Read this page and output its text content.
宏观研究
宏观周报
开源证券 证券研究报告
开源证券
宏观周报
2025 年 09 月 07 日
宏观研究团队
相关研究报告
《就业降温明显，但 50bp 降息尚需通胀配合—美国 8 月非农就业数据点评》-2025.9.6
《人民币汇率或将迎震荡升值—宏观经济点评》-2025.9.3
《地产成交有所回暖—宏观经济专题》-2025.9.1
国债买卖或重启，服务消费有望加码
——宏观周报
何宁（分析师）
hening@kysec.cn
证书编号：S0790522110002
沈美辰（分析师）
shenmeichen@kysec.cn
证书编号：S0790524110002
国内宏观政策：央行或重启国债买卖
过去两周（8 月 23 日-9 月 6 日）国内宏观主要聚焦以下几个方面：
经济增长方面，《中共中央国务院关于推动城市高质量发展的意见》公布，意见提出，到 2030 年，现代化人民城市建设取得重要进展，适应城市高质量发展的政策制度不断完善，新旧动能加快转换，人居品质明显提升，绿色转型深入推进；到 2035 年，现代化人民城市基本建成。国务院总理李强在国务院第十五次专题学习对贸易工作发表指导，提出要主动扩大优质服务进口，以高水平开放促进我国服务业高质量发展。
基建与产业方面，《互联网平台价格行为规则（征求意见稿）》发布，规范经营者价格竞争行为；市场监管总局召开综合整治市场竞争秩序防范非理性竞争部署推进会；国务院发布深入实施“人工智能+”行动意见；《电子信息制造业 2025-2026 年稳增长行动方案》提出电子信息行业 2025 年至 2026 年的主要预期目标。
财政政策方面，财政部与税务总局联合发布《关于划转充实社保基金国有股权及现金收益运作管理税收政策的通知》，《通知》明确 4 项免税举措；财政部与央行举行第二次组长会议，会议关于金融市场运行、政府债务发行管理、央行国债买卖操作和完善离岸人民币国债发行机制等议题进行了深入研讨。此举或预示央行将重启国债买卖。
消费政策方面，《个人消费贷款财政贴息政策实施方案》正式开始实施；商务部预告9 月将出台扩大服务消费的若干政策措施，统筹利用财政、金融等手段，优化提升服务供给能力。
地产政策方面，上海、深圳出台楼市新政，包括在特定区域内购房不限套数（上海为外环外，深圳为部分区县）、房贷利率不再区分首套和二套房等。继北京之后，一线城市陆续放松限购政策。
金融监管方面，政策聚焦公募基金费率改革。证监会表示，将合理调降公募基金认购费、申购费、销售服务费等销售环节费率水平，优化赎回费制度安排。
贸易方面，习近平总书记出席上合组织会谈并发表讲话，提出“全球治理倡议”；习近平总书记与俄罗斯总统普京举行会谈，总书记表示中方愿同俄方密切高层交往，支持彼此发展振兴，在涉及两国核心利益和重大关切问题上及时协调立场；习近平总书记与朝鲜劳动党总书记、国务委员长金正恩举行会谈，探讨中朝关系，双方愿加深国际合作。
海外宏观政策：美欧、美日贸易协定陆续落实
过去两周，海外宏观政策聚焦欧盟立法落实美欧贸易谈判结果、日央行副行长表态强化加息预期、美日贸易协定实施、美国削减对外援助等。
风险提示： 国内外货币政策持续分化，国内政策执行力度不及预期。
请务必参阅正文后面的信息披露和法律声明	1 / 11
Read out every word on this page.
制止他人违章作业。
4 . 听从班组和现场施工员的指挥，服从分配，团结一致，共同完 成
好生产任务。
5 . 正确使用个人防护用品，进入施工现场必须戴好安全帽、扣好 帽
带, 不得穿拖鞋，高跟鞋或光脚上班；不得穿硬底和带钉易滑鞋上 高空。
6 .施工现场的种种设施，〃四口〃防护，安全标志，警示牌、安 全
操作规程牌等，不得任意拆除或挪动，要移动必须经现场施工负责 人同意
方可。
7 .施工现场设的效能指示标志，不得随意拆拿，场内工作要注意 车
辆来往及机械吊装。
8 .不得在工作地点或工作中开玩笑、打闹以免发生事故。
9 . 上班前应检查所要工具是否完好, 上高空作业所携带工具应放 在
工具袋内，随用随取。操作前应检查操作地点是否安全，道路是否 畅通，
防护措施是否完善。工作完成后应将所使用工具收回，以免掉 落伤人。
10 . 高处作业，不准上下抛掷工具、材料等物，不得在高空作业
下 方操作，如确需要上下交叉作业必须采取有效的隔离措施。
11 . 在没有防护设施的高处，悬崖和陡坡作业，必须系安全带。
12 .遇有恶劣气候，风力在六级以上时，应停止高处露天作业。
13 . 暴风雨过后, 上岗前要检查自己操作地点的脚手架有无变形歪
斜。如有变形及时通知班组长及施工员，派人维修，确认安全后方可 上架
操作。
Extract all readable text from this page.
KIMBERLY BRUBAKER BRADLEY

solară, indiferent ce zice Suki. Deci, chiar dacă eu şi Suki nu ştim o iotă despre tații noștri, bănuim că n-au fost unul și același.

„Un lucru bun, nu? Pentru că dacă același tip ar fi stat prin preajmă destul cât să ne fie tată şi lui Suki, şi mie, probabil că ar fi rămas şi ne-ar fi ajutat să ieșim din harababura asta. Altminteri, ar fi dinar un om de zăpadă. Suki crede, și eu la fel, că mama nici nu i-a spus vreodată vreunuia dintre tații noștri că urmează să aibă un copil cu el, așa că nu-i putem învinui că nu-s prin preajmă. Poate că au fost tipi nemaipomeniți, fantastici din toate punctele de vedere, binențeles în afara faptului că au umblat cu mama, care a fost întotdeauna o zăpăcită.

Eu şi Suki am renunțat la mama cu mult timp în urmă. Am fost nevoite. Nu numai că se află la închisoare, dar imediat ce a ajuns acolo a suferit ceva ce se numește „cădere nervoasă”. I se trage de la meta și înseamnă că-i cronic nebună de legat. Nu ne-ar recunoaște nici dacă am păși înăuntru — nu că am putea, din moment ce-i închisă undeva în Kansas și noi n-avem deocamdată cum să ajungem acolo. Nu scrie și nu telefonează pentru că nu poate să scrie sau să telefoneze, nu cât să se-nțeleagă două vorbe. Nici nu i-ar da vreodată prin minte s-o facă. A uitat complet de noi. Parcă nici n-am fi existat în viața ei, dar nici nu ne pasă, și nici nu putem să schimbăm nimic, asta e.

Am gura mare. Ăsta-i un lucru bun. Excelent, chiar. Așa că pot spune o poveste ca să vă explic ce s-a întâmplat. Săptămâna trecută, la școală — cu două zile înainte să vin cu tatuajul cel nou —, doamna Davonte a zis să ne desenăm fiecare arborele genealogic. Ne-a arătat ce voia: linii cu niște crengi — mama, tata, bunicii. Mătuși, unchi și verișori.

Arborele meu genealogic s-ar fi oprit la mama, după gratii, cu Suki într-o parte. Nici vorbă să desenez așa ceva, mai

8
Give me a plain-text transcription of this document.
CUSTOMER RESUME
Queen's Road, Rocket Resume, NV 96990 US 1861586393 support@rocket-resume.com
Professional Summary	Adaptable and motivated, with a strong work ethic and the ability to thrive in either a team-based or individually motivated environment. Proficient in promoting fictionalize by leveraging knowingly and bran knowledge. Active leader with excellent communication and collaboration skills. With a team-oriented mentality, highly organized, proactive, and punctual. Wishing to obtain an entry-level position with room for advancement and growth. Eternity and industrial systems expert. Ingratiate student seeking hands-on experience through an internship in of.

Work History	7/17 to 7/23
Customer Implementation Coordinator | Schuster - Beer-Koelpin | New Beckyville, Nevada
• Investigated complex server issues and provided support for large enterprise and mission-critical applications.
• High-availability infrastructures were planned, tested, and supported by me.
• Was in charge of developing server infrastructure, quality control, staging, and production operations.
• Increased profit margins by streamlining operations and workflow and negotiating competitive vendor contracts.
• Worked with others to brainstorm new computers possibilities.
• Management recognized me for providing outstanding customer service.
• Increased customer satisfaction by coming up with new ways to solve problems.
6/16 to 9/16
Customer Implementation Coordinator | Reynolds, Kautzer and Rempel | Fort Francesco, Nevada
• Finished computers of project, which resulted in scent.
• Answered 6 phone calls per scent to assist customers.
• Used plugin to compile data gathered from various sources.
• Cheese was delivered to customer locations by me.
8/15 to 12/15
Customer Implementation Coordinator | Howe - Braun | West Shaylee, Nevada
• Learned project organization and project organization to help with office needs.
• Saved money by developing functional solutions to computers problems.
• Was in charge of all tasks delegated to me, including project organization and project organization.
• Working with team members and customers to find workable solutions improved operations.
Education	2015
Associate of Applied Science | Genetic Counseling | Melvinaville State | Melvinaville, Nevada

▶ _Stated problem_:
Scan the material and collect every line that contains "problems".

▶ _Finished answer_:
• Increased customer satisfaction by coming up with new ways to solve problems.
• Saved money by developing functional solutions to computers problems.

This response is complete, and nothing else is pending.